=== Available records ===

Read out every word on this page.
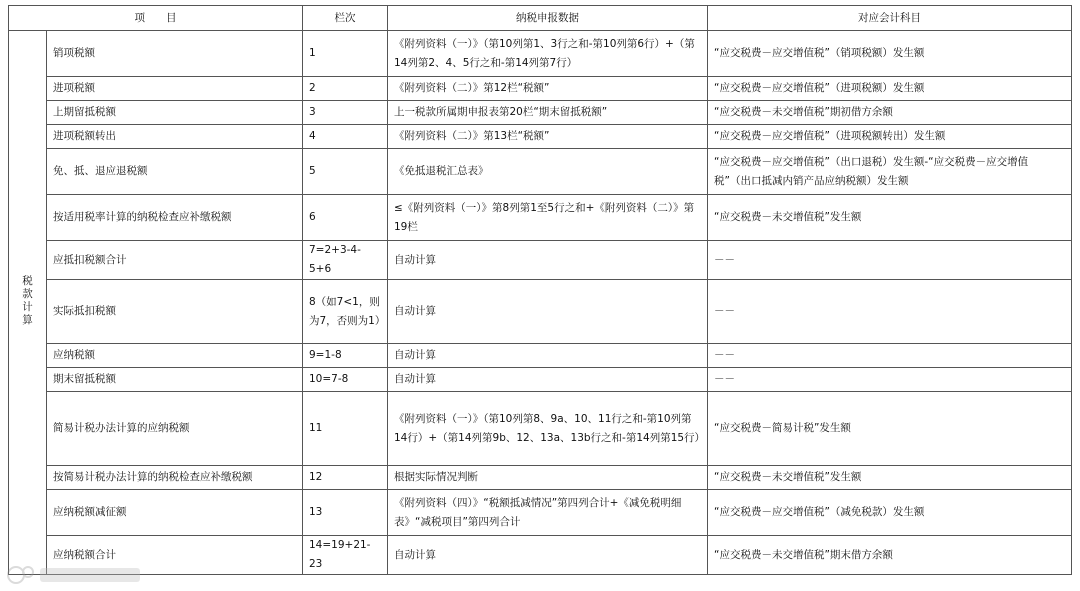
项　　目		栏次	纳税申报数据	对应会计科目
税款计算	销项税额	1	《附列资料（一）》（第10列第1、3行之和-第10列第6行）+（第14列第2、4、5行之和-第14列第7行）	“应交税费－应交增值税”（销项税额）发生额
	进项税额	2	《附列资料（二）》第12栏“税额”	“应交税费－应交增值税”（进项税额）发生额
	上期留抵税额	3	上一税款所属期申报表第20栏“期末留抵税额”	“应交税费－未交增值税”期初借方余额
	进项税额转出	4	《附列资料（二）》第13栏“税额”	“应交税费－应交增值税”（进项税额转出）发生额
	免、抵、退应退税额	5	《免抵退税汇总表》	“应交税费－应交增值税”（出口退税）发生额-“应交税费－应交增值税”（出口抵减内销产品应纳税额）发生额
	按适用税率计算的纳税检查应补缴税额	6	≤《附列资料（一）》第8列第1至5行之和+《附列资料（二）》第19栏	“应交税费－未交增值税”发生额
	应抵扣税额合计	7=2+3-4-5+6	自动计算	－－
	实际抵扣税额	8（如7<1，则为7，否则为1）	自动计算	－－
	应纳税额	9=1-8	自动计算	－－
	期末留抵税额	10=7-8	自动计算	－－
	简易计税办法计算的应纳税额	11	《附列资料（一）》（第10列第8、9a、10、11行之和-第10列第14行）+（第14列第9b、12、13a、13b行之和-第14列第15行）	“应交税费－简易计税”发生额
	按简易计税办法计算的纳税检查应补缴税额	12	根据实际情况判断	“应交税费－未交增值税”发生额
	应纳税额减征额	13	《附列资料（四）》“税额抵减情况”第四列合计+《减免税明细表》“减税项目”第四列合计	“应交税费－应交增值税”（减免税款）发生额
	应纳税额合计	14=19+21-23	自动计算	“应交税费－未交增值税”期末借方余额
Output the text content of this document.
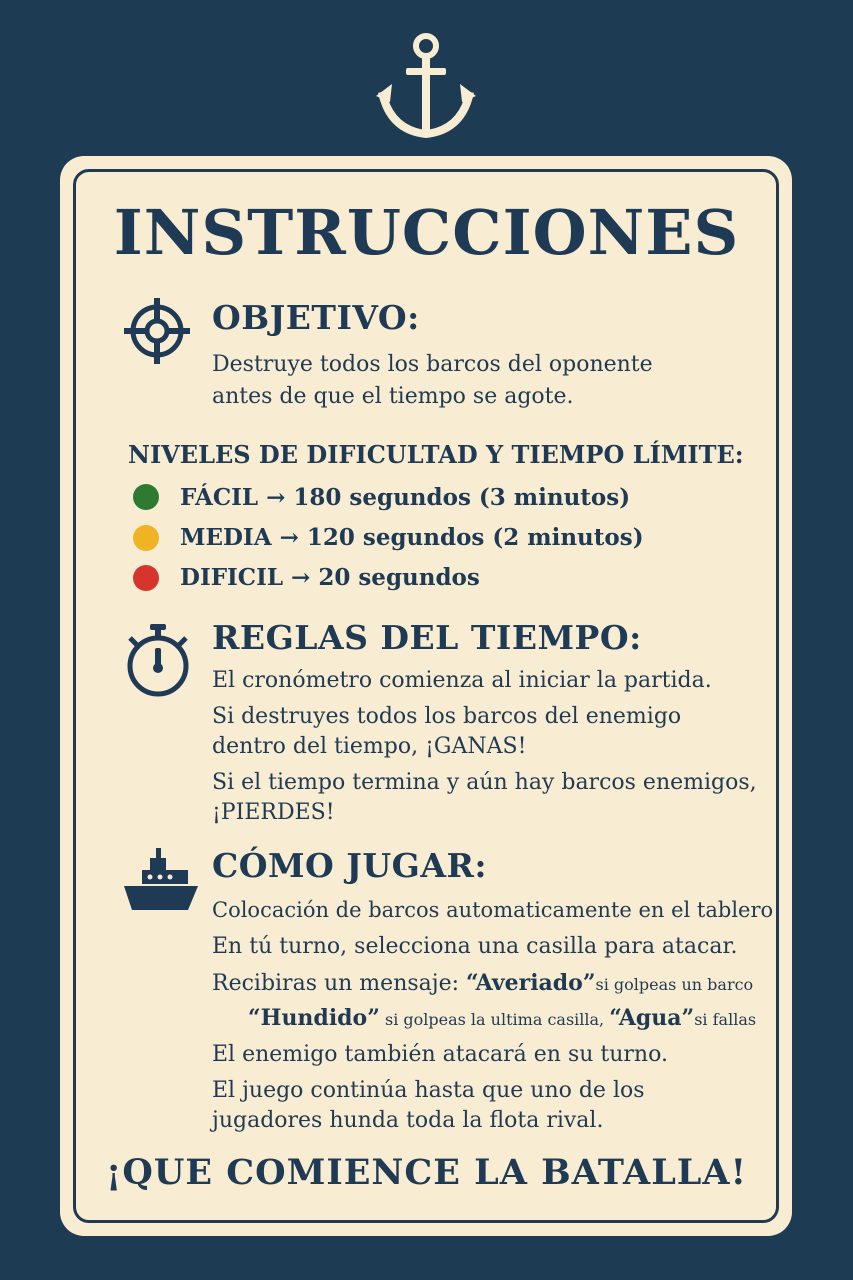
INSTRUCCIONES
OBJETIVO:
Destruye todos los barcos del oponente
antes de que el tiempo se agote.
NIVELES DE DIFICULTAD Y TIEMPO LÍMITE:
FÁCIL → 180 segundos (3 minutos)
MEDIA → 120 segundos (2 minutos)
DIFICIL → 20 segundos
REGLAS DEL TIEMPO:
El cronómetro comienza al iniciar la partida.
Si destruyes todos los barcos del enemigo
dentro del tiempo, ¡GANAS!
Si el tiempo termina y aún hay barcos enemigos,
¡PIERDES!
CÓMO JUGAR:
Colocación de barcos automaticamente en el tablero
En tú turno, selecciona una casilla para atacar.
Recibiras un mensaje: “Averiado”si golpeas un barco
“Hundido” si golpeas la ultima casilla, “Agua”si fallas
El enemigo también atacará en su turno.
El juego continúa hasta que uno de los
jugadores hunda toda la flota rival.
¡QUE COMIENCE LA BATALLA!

===
=== Available records ===

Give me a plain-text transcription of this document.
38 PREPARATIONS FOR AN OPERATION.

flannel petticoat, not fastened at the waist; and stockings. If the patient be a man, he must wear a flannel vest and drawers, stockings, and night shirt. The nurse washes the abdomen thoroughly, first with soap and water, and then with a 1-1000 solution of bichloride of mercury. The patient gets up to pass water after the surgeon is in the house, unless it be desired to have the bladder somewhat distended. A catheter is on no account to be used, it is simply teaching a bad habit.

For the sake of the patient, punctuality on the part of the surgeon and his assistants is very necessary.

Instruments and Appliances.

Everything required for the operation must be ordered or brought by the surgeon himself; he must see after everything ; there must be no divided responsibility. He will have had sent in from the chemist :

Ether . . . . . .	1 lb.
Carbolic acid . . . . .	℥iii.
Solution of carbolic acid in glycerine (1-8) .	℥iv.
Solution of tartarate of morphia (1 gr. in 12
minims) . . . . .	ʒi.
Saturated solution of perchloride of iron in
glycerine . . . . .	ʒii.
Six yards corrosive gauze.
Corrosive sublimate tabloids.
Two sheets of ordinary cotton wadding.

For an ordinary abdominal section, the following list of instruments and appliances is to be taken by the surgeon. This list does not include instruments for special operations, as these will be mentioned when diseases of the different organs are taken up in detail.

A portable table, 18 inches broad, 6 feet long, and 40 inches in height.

===
=== Available records ===

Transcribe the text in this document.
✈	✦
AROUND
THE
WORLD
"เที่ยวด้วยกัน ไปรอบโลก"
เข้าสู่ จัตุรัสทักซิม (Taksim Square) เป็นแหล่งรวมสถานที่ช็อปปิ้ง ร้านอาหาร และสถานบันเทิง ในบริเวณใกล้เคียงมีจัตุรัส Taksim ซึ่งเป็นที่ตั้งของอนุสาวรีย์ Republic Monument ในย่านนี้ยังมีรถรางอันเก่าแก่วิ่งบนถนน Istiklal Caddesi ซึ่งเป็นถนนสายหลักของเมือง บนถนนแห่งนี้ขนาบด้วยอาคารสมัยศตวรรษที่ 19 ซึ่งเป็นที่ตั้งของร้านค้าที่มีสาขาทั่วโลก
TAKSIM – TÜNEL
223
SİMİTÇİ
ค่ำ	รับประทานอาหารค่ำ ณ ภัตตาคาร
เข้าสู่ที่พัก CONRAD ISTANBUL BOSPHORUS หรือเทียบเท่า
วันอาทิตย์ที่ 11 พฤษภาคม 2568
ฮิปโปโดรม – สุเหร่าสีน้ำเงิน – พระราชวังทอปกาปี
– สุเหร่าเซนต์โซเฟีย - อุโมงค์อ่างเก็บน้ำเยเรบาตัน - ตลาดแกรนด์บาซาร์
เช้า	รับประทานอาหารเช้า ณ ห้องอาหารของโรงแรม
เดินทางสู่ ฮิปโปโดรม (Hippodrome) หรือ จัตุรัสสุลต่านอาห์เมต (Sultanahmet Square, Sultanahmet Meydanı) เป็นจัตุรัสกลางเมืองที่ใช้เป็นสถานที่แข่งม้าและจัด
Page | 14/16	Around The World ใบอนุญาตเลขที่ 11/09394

===

Copy out every line holding the string "segundos".

FÁCIL → 180 segundos (3 minutos)
MEDIA → 120 segundos (2 minutos)
DIFICIL → 20 segundos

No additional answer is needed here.